■ **SOURCE**
┄┄┄┄┄┄┄┄┄┄┄┄┄┄┄┄┄┄┄┄

In the inception module, the branches were organized in parallel. Multiple atrous layers were fed with the same inputs and the inputs were indeed sampled with various scales of receptive fields. As for single branch, there exists one theoretical issue called ‘gridding’ [22]. During atrous convolutional operation, much feature information will be lost: for a feature map in dilated convolutional operation with kernel size k and dilation rate r, only k × k out of ( k + r ) × ( k + r ) in the region were used for the computation. When r became large, the information sampled by atrous convolution would be weakly correlated, which would cause severe loss of local information. The cascading atrous layers with increasing dilation rate can solve the problem. The progressive concatenation of atrous layers made the top atrous layers accept more complete information from the input.

┄┄┄┄┄┄┄┄┄┄┄┄┄┄┄┄┄┄┄┄

■ **EXTRACTED RECORDS**
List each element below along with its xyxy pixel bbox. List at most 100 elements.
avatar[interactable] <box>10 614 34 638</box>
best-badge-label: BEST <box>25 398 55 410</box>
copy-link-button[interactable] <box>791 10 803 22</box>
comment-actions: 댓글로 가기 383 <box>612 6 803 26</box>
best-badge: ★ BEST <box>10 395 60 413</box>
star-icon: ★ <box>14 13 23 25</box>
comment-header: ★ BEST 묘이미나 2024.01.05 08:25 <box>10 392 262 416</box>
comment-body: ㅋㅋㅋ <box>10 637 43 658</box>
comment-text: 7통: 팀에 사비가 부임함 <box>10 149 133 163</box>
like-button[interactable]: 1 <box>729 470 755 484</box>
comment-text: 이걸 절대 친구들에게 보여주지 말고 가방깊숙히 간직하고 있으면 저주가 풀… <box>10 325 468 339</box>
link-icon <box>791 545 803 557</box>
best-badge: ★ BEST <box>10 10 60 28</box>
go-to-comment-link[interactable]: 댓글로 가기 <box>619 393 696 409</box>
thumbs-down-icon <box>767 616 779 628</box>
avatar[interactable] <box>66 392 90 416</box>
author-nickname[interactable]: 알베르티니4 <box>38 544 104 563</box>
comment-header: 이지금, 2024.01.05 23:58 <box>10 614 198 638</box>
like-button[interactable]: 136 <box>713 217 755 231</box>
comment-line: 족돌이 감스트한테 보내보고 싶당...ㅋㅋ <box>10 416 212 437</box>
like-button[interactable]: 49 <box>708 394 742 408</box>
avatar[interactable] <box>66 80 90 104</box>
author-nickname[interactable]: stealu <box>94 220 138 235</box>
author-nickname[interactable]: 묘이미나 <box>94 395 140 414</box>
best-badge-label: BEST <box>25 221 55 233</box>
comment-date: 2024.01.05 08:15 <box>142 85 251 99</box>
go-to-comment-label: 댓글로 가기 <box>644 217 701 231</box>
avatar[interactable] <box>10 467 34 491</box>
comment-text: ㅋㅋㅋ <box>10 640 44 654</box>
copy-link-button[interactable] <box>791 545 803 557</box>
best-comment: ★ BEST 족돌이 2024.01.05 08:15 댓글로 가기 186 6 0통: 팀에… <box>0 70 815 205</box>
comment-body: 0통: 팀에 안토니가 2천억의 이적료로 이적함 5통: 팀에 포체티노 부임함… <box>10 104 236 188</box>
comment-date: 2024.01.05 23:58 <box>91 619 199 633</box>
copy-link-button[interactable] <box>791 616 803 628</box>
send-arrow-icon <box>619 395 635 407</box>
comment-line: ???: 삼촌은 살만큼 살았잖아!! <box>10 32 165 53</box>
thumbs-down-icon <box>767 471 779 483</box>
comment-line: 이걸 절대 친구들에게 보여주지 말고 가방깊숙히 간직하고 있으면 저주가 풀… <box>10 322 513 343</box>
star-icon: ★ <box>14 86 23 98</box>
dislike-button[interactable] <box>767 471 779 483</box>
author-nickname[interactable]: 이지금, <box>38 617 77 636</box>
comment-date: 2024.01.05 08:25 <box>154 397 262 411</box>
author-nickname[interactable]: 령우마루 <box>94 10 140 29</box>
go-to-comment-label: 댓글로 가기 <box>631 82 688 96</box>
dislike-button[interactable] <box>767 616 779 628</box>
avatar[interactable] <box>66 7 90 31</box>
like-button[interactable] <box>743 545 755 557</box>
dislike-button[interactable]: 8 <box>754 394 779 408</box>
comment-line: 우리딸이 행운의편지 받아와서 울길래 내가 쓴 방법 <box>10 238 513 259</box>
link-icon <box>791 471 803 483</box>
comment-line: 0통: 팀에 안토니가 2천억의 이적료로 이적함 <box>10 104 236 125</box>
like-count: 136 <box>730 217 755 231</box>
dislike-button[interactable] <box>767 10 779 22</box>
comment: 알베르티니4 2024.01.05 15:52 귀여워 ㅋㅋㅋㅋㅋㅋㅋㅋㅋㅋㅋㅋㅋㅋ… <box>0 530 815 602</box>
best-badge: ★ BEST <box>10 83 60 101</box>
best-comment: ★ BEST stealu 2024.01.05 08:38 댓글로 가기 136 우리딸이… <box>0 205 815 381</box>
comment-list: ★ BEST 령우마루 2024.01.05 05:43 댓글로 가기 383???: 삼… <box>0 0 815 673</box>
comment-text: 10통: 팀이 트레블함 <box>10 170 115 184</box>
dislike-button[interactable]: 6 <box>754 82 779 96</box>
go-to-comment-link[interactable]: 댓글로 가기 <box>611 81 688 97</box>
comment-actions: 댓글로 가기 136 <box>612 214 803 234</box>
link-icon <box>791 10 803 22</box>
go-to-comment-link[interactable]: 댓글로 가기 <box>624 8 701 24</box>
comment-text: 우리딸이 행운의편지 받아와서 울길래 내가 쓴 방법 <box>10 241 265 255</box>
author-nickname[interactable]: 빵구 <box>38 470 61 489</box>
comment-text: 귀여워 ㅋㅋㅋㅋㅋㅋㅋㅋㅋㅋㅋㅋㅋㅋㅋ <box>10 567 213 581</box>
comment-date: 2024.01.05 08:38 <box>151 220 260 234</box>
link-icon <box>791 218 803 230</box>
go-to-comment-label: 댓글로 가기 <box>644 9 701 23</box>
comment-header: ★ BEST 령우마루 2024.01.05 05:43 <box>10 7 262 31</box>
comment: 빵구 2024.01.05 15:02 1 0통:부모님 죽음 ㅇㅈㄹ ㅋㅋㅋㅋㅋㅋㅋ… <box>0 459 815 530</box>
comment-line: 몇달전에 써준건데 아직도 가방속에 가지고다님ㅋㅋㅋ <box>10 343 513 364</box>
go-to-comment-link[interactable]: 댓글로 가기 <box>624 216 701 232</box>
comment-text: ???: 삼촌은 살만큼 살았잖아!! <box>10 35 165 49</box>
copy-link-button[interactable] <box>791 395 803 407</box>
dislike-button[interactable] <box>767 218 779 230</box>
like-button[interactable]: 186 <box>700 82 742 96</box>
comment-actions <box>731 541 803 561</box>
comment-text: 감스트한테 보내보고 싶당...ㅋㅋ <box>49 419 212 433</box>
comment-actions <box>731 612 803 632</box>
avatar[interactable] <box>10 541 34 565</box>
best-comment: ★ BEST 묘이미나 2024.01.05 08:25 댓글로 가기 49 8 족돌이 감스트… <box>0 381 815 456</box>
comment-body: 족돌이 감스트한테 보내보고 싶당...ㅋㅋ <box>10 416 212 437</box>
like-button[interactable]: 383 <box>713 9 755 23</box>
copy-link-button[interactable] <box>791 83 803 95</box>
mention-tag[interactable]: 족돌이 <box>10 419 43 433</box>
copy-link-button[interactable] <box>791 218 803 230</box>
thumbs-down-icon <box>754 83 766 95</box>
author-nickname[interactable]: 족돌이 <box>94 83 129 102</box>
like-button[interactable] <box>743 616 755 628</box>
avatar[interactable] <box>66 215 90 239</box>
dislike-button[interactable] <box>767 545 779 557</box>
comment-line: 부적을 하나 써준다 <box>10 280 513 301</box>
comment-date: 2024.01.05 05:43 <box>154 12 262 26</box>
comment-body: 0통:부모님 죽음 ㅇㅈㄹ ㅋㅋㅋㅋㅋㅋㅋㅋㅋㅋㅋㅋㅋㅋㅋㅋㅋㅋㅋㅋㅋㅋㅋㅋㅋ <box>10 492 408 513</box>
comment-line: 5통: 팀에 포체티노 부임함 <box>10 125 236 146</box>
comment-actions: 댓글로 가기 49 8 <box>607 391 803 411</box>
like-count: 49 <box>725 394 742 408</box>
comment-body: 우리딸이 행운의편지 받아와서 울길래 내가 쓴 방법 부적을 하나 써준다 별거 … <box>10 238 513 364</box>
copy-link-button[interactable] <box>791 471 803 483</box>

┄┄┄┄┄┄┄┄┄┄┄┄┄┄┄┄┄┄┄┄

Continue the passage on atrous convolution, picking up right after its last sentence. The lines have nothing to do with what comes next.

■ **RESULT FOR THIS EXERCISE**
In Dense Inception, the atrous layers are organized both in cascading and parallel modes. Since the atrous layer of larger dilation rate accepts the output of the other atrous layers of smaller dilation rate, it can efficiently produce larger receptive fields. The final output of Dense Inception is a feature map derived from multi-scale and multi-rate atrous convolutions. The details are presented as follows:
Firstly, in order to decrease and regularize the channel numbers of the input, we placed a 1 × 1 convolution layer between each branch and the original feature map, respectively. For one branch, the head was followed by different convolution layers of increasing kernel sizes. After the multi-size kernel convolution layer, we put the corresponding atrous convolution layer whose rate is identical with the kernel size of previous layer. Finally, we adopted the shortcut design from inception from Resnet and the original feature was fed for concatenation with outputs from each branch.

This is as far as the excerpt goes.